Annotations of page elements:
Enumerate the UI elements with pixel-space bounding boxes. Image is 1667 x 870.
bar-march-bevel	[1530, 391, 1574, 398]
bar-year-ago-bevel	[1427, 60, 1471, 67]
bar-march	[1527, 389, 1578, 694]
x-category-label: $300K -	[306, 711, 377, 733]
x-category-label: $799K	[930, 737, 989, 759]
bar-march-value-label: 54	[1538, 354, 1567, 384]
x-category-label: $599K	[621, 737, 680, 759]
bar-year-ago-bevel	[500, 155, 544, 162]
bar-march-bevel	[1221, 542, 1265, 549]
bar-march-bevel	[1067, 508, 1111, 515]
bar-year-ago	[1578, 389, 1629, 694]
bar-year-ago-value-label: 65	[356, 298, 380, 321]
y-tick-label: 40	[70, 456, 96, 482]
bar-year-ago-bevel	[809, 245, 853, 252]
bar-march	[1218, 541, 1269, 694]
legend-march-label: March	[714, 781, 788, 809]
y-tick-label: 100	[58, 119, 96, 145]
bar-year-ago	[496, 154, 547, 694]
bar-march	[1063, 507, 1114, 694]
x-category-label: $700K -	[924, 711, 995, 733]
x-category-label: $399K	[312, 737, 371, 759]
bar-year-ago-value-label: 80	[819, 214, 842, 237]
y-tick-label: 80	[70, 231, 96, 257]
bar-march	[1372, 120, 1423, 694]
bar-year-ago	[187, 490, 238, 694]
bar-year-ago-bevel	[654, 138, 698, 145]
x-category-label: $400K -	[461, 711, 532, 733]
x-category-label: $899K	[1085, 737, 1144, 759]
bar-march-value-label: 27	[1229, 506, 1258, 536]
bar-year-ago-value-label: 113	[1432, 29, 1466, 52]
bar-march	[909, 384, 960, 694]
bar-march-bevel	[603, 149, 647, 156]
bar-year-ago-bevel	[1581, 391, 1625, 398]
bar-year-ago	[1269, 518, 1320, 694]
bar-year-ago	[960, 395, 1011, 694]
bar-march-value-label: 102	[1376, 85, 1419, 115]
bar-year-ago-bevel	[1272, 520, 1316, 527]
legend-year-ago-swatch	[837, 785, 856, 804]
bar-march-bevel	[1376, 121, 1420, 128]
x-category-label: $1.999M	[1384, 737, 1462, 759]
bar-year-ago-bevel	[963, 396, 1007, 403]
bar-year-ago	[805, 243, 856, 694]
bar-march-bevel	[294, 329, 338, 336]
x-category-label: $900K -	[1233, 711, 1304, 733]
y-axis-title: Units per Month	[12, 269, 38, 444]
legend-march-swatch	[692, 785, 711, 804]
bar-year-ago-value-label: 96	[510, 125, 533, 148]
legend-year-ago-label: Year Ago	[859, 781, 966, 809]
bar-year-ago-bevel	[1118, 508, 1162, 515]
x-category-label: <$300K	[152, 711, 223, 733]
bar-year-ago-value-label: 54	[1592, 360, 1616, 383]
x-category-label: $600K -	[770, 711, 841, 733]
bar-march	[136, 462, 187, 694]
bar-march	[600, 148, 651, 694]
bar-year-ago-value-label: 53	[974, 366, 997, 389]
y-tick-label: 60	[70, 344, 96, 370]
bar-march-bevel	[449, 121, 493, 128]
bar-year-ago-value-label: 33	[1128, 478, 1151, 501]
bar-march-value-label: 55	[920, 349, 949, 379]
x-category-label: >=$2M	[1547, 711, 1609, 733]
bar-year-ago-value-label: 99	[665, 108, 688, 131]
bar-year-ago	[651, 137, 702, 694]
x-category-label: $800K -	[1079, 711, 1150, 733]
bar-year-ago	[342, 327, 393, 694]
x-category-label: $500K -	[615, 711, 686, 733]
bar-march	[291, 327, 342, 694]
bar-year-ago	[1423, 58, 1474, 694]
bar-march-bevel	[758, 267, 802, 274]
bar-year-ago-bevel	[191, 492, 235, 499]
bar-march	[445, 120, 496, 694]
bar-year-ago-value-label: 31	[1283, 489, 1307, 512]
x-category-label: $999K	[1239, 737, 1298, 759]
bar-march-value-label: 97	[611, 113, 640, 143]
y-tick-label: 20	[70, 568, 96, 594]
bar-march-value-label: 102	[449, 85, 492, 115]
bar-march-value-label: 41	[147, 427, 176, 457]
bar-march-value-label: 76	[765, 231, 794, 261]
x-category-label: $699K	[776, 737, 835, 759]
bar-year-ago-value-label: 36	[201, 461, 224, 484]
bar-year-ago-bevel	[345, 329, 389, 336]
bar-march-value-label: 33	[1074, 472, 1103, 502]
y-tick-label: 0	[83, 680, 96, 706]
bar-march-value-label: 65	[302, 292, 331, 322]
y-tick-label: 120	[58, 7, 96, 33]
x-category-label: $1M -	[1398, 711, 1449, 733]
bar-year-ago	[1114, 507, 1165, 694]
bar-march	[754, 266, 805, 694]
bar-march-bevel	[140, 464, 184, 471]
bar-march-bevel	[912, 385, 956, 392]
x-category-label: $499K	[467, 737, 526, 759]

Task description:
Reproduce every line of the listing above without any change.

Solution to the exercise:
Enumerate the UI elements with pixel-space bounding boxes. Image is 1667 x 870.
bar-march-bevel	[1530, 391, 1574, 398]
bar-year-ago-bevel	[1427, 60, 1471, 67]
bar-march	[1527, 389, 1578, 694]
x-category-label: $300K -	[306, 711, 377, 733]
x-category-label: $799K	[930, 737, 989, 759]
bar-march-value-label: 54	[1538, 354, 1567, 384]
x-category-label: $599K	[621, 737, 680, 759]
bar-year-ago-bevel	[500, 155, 544, 162]
bar-march-bevel	[1221, 542, 1265, 549]
bar-march-bevel	[1067, 508, 1111, 515]
bar-year-ago	[1578, 389, 1629, 694]
bar-year-ago-value-label: 65	[356, 298, 380, 321]
y-tick-label: 40	[70, 456, 96, 482]
bar-year-ago-bevel	[809, 245, 853, 252]
bar-march	[1218, 541, 1269, 694]
legend-march-label: March	[714, 781, 788, 809]
y-tick-label: 100	[58, 119, 96, 145]
bar-year-ago	[496, 154, 547, 694]
bar-march	[1063, 507, 1114, 694]
x-category-label: $700K -	[924, 711, 995, 733]
x-category-label: $399K	[312, 737, 371, 759]
bar-year-ago-value-label: 80	[819, 214, 842, 237]
y-tick-label: 80	[70, 231, 96, 257]
bar-march	[1372, 120, 1423, 694]
bar-year-ago	[187, 490, 238, 694]
bar-year-ago-bevel	[654, 138, 698, 145]
x-category-label: $400K -	[461, 711, 532, 733]
x-category-label: $899K	[1085, 737, 1144, 759]
bar-march-value-label: 27	[1229, 506, 1258, 536]
bar-year-ago-value-label: 113	[1432, 29, 1466, 52]
bar-march	[909, 384, 960, 694]
bar-march-bevel	[603, 149, 647, 156]
bar-year-ago-bevel	[1581, 391, 1625, 398]
bar-year-ago	[1269, 518, 1320, 694]
bar-year-ago	[960, 395, 1011, 694]
bar-march-value-label: 102	[1376, 85, 1419, 115]
bar-year-ago-bevel	[1272, 520, 1316, 527]
legend-year-ago-swatch	[837, 785, 856, 804]
bar-march-bevel	[1376, 121, 1420, 128]
x-category-label: $1.999M	[1384, 737, 1462, 759]
bar-year-ago-bevel	[963, 396, 1007, 403]
bar-year-ago	[805, 243, 856, 694]
bar-march-bevel	[294, 329, 338, 336]
x-category-label: $900K -	[1233, 711, 1304, 733]
y-axis-title: Units per Month	[12, 269, 38, 444]
legend-march-swatch	[692, 785, 711, 804]
bar-year-ago-value-label: 96	[510, 125, 533, 148]
legend-year-ago-label: Year Ago	[859, 781, 966, 809]
bar-year-ago-bevel	[1118, 508, 1162, 515]
x-category-label: <$300K	[152, 711, 223, 733]
bar-year-ago-value-label: 54	[1592, 360, 1616, 383]
x-category-label: $600K -	[770, 711, 841, 733]
bar-march	[136, 462, 187, 694]
bar-march	[600, 148, 651, 694]
bar-year-ago-value-label: 53	[974, 366, 997, 389]
y-tick-label: 60	[70, 344, 96, 370]
bar-march-bevel	[449, 121, 493, 128]
bar-year-ago-value-label: 33	[1128, 478, 1151, 501]
bar-march-value-label: 55	[920, 349, 949, 379]
x-category-label: >=$2M	[1547, 711, 1609, 733]
bar-year-ago-value-label: 99	[665, 108, 688, 131]
bar-year-ago	[651, 137, 702, 694]
x-category-label: $800K -	[1079, 711, 1150, 733]
bar-year-ago	[342, 327, 393, 694]
x-category-label: $500K -	[615, 711, 686, 733]
bar-march	[291, 327, 342, 694]
bar-year-ago	[1423, 58, 1474, 694]
bar-march-bevel	[758, 267, 802, 274]
bar-year-ago-bevel	[191, 492, 235, 499]
bar-march	[445, 120, 496, 694]
bar-year-ago-value-label: 31	[1283, 489, 1307, 512]
x-category-label: $999K	[1239, 737, 1298, 759]
bar-march-value-label: 97	[611, 113, 640, 143]
y-tick-label: 20	[70, 568, 96, 594]
bar-march-value-label: 102	[449, 85, 492, 115]
bar-march-value-label: 41	[147, 427, 176, 457]
bar-march-value-label: 76	[765, 231, 794, 261]
x-category-label: $699K	[776, 737, 835, 759]
bar-year-ago-value-label: 36	[201, 461, 224, 484]
bar-year-ago-bevel	[345, 329, 389, 336]
bar-march-value-label: 33	[1074, 472, 1103, 502]
y-tick-label: 0	[83, 680, 96, 706]
bar-march-value-label: 65	[302, 292, 331, 322]
y-tick-label: 120	[58, 7, 96, 33]
x-category-label: $1M -	[1398, 711, 1449, 733]
bar-year-ago	[1114, 507, 1165, 694]
bar-march	[754, 266, 805, 694]
bar-march-bevel	[140, 464, 184, 471]
bar-march-bevel	[912, 385, 956, 392]
x-category-label: $499K	[467, 737, 526, 759]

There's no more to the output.